## EXERCISE BRIEF
Quote the entries in full, character for character, without their images.

## BEGIN

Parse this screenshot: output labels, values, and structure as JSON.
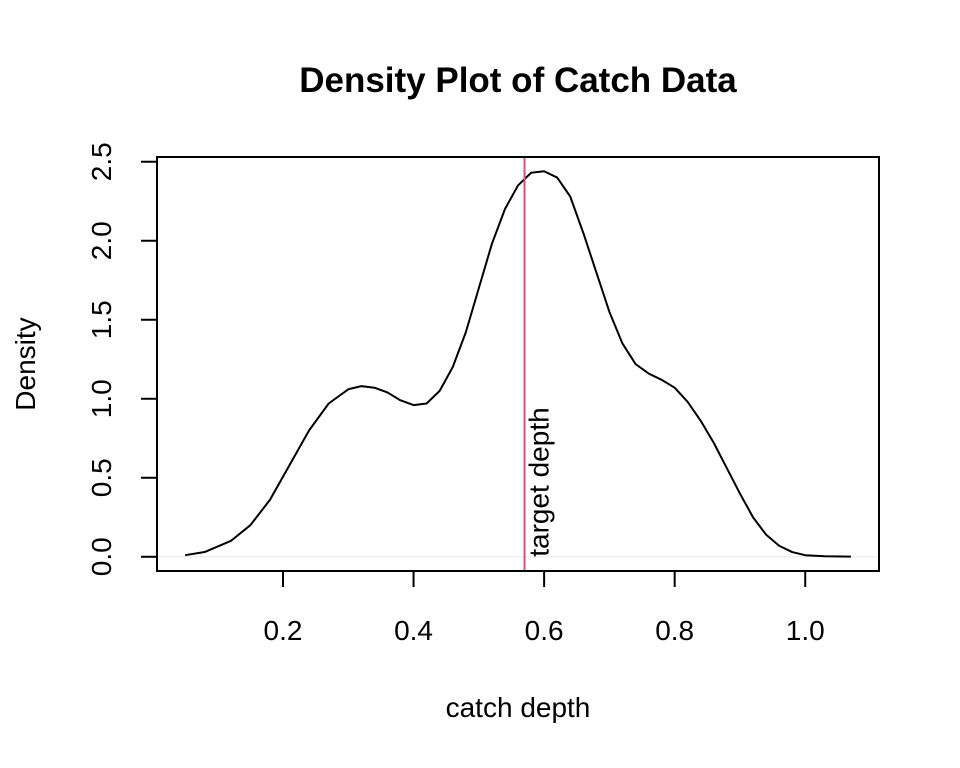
{
  "chart_data": {
    "type": "line",
    "title": "Density Plot of Catch Data",
    "xlabel": "catch depth",
    "ylabel": "Density",
    "xlim": [
      0.007,
      1.113
    ],
    "ylim": [
      -0.09,
      2.53
    ],
    "x_ticks": [
      0.2,
      0.4,
      0.6,
      0.8,
      1.0
    ],
    "x_tick_labels": [
      "0.2",
      "0.4",
      "0.6",
      "0.8",
      "1.0"
    ],
    "y_ticks": [
      0.0,
      0.5,
      1.0,
      1.5,
      2.0,
      2.5
    ],
    "y_tick_labels": [
      "0.0",
      "0.5",
      "1.0",
      "1.5",
      "2.0",
      "2.5"
    ],
    "grid": false,
    "series": [
      {
        "color": "#000000",
        "x": [
          0.05,
          0.08,
          0.12,
          0.15,
          0.18,
          0.21,
          0.24,
          0.27,
          0.3,
          0.32,
          0.34,
          0.36,
          0.38,
          0.4,
          0.42,
          0.44,
          0.46,
          0.48,
          0.5,
          0.52,
          0.54,
          0.56,
          0.58,
          0.6,
          0.62,
          0.64,
          0.66,
          0.68,
          0.7,
          0.72,
          0.74,
          0.76,
          0.78,
          0.8,
          0.82,
          0.84,
          0.86,
          0.88,
          0.9,
          0.92,
          0.94,
          0.96,
          0.98,
          1.0,
          1.03,
          1.07
        ],
        "y": [
          0.01,
          0.03,
          0.1,
          0.2,
          0.36,
          0.58,
          0.8,
          0.97,
          1.06,
          1.08,
          1.07,
          1.04,
          0.99,
          0.96,
          0.97,
          1.05,
          1.2,
          1.42,
          1.7,
          1.98,
          2.2,
          2.35,
          2.43,
          2.44,
          2.4,
          2.28,
          2.05,
          1.8,
          1.55,
          1.35,
          1.22,
          1.16,
          1.12,
          1.07,
          0.98,
          0.86,
          0.72,
          0.56,
          0.4,
          0.25,
          0.14,
          0.07,
          0.03,
          0.01,
          0.003,
          0.001
        ]
      }
    ],
    "reference_lines": [
      {
        "orientation": "vertical",
        "x": 0.57,
        "color": "#d94e73",
        "label": "target depth"
      }
    ],
    "baseline": {
      "y": 0.0,
      "color": "#e8e8e8"
    }
  }
}
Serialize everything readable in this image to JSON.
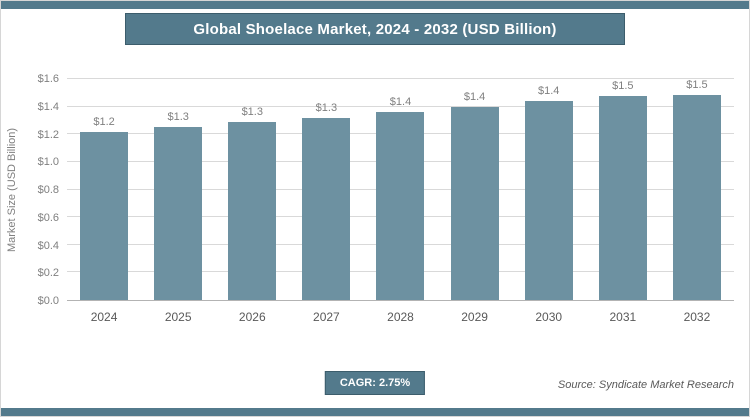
{
  "page": {
    "title": "Global Shoelace Market, 2024 - 2032 (USD Billion)",
    "cagr_label": "CAGR: 2.75%",
    "source": "Source: Syndicate Market Research"
  },
  "colors": {
    "dark": "#537a8c",
    "bar": "#6d91a1",
    "grid": "#d9d9d9"
  },
  "chart_data": {
    "type": "bar",
    "title": "Global Shoelace Market, 2024 - 2032 (USD Billion)",
    "xlabel": "",
    "ylabel": "Market Size (USD Billion)",
    "categories": [
      "2024",
      "2025",
      "2026",
      "2027",
      "2028",
      "2029",
      "2030",
      "2031",
      "2032"
    ],
    "values": [
      1.22,
      1.25,
      1.29,
      1.32,
      1.36,
      1.4,
      1.44,
      1.48,
      1.52
    ],
    "bar_labels": [
      "$1.2",
      "$1.3",
      "$1.3",
      "$1.3",
      "$1.4",
      "$1.4",
      "$1.4",
      "$1.5",
      "$1.5"
    ],
    "yticks": [
      "$0.0",
      "$0.2",
      "$0.4",
      "$0.6",
      "$0.8",
      "$1.0",
      "$1.2",
      "$1.4",
      "$1.6"
    ],
    "ylim": [
      0,
      1.6
    ],
    "grid": true,
    "legend": false,
    "cagr": "2.75%"
  }
}
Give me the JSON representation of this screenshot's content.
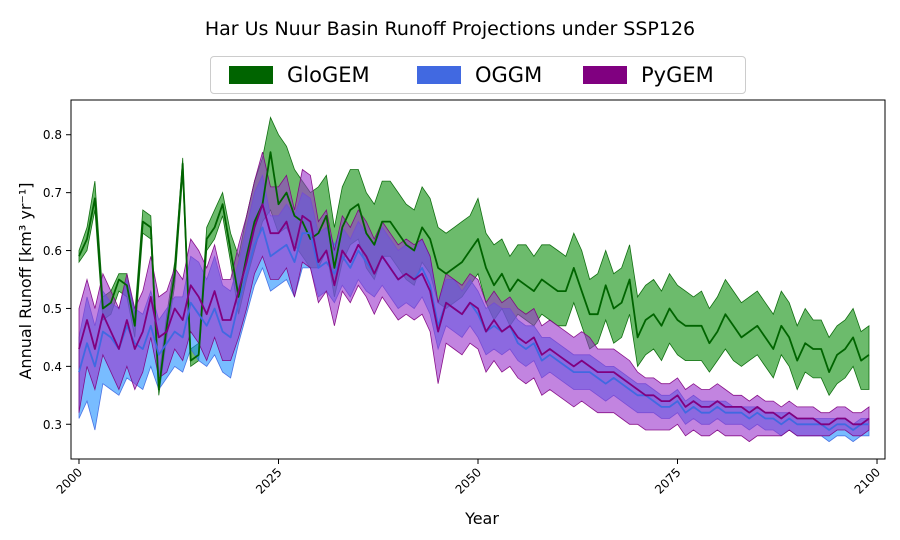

## END

## ANSWER TO THE TASK
Parse this screenshot: output labels, values, and structure as JSON.
{
  "chart_data": {
    "type": "line",
    "title": "Density Plot of Catch Data",
    "xlabel": "catch depth",
    "ylabel": "Density",
    "xlim": [
      0.007,
      1.113
    ],
    "ylim": [
      -0.09,
      2.53
    ],
    "x_ticks": [
      0.2,
      0.4,
      0.6,
      0.8,
      1.0
    ],
    "x_tick_labels": [
      "0.2",
      "0.4",
      "0.6",
      "0.8",
      "1.0"
    ],
    "y_ticks": [
      0.0,
      0.5,
      1.0,
      1.5,
      2.0,
      2.5
    ],
    "y_tick_labels": [
      "0.0",
      "0.5",
      "1.0",
      "1.5",
      "2.0",
      "2.5"
    ],
    "grid": false,
    "series": [
      {
        "color": "#000000",
        "x": [
          0.05,
          0.08,
          0.12,
          0.15,
          0.18,
          0.21,
          0.24,
          0.27,
          0.3,
          0.32,
          0.34,
          0.36,
          0.38,
          0.4,
          0.42,
          0.44,
          0.46,
          0.48,
          0.5,
          0.52,
          0.54,
          0.56,
          0.58,
          0.6,
          0.62,
          0.64,
          0.66,
          0.68,
          0.7,
          0.72,
          0.74,
          0.76,
          0.78,
          0.8,
          0.82,
          0.84,
          0.86,
          0.88,
          0.9,
          0.92,
          0.94,
          0.96,
          0.98,
          1.0,
          1.03,
          1.07
        ],
        "y": [
          0.01,
          0.03,
          0.1,
          0.2,
          0.36,
          0.58,
          0.8,
          0.97,
          1.06,
          1.08,
          1.07,
          1.04,
          0.99,
          0.96,
          0.97,
          1.05,
          1.2,
          1.42,
          1.7,
          1.98,
          2.2,
          2.35,
          2.43,
          2.44,
          2.4,
          2.28,
          2.05,
          1.8,
          1.55,
          1.35,
          1.22,
          1.16,
          1.12,
          1.07,
          0.98,
          0.86,
          0.72,
          0.56,
          0.4,
          0.25,
          0.14,
          0.07,
          0.03,
          0.01,
          0.003,
          0.001
        ]
      }
    ],
    "reference_lines": [
      {
        "orientation": "vertical",
        "x": 0.57,
        "color": "#d94e73",
        "label": "target depth"
      }
    ],
    "baseline": {
      "y": 0.0,
      "color": "#e8e8e8"
    }
  }
}
Serialize everything readable in this image to JSON.
{
  "page": {
    "title": "Global Shoelace Market, 2024 - 2032 (USD Billion)",
    "cagr_label": "CAGR: 2.75%",
    "source": "Source: Syndicate Market Research"
  },
  "colors": {
    "dark": "#537a8c",
    "bar": "#6d91a1",
    "grid": "#d9d9d9"
  },
  "chart_data": {
    "type": "bar",
    "title": "Global Shoelace Market, 2024 - 2032 (USD Billion)",
    "xlabel": "",
    "ylabel": "Market Size (USD Billion)",
    "categories": [
      "2024",
      "2025",
      "2026",
      "2027",
      "2028",
      "2029",
      "2030",
      "2031",
      "2032"
    ],
    "values": [
      1.22,
      1.25,
      1.29,
      1.32,
      1.36,
      1.4,
      1.44,
      1.48,
      1.52
    ],
    "bar_labels": [
      "$1.2",
      "$1.3",
      "$1.3",
      "$1.3",
      "$1.4",
      "$1.4",
      "$1.4",
      "$1.5",
      "$1.5"
    ],
    "yticks": [
      "$0.0",
      "$0.2",
      "$0.4",
      "$0.6",
      "$0.8",
      "$1.0",
      "$1.2",
      "$1.4",
      "$1.6"
    ],
    "ylim": [
      0,
      1.6
    ],
    "grid": true,
    "legend": false,
    "cagr": "2.75%"
  }
}
Give me the JSON representation of this screenshot's content.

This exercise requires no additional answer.